(Exercise): Put each line of the records from the line with "row-value: 0 bbox=[265, 318, 464, 342]" to the line with "row-value: 0 bbox=[662, 271, 860, 296]", both ends included, into a JSON list of strings with one string per line and no blank lines.

(Provided data):
------------------------------------------------------------
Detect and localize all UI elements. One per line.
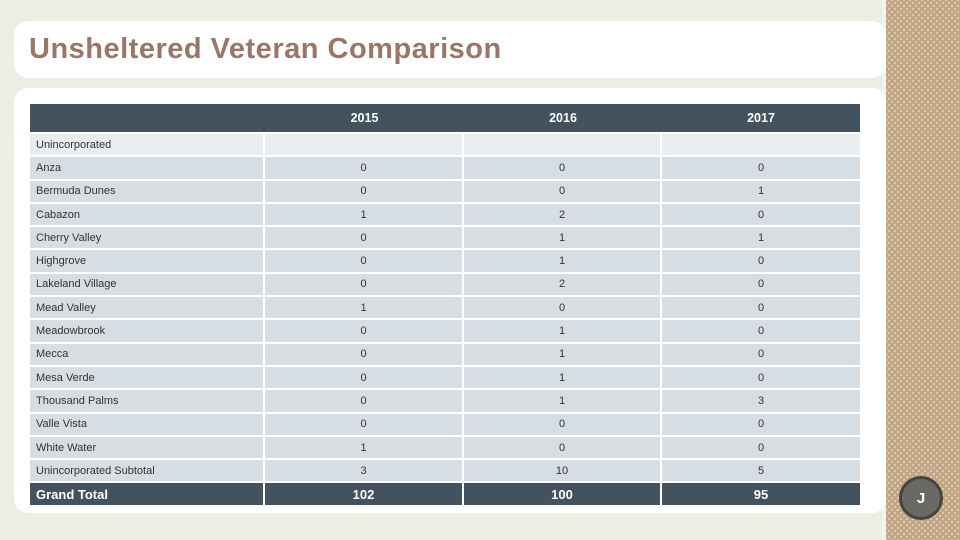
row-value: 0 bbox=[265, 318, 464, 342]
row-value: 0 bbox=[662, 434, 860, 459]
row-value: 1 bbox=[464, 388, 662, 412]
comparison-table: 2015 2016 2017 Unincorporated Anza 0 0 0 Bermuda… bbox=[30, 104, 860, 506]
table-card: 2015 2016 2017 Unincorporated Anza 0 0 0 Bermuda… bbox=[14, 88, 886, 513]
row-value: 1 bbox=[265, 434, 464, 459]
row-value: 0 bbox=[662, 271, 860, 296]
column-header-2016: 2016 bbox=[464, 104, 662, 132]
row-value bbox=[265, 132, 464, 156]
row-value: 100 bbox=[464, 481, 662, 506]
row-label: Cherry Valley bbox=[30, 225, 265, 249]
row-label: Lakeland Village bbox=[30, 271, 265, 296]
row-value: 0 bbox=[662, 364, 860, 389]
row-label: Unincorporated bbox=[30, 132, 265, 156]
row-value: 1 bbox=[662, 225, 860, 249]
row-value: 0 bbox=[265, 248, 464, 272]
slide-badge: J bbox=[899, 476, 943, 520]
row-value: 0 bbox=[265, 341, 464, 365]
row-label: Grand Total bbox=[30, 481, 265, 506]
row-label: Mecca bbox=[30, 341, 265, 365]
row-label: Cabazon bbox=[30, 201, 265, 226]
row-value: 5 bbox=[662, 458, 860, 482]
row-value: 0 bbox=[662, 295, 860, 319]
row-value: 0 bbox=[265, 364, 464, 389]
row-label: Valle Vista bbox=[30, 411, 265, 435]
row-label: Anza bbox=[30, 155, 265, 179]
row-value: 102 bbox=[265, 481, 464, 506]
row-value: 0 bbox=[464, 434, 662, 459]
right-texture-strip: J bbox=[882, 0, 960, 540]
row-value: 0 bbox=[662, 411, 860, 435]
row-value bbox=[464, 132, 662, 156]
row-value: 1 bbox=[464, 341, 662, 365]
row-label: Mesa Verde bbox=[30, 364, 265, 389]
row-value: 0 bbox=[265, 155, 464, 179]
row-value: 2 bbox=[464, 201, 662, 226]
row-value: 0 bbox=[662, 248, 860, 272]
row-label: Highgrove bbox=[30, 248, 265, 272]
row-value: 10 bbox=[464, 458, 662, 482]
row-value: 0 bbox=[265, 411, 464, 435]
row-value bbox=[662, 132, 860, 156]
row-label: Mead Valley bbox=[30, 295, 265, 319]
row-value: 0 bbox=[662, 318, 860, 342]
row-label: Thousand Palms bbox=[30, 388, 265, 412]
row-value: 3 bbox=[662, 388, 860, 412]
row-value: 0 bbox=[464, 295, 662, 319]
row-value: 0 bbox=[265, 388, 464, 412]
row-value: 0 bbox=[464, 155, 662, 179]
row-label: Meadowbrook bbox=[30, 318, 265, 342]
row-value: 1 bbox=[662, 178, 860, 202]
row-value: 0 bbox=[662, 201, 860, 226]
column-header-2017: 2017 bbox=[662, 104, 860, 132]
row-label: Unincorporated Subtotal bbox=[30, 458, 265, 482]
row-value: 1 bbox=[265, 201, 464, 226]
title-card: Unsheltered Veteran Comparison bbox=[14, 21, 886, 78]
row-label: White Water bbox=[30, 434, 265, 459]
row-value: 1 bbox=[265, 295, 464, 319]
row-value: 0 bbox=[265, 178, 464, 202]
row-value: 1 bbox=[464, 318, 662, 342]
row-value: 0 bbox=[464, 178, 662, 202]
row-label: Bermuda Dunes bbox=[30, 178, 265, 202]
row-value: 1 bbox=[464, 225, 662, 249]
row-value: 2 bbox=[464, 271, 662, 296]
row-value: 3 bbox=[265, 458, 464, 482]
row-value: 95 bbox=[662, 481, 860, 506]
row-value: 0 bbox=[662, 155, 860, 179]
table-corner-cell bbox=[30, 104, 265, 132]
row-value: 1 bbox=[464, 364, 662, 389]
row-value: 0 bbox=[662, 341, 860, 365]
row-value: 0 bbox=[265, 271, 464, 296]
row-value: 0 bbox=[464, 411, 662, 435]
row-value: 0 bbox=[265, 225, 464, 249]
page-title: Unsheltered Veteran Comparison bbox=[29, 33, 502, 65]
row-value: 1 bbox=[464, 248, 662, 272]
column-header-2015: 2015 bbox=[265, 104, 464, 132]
------------------------------------------------------------
(Complete output):
[
  "row-value: 0 bbox=[265, 318, 464, 342]",
  "row-value: 0 bbox=[662, 434, 860, 459]",
  "row-value: 1 bbox=[464, 388, 662, 412]",
  "comparison-table: 2015 2016 2017 Unincorporated Anza 0 0 0 Bermuda… bbox=[30, 104, 860, 506]",
  "table-card: 2015 2016 2017 Unincorporated Anza 0 0 0 Bermuda… bbox=[14, 88, 886, 513]",
  "row-value: 1 bbox=[265, 434, 464, 459]",
  "row-value: 0 bbox=[662, 271, 860, 296]"
]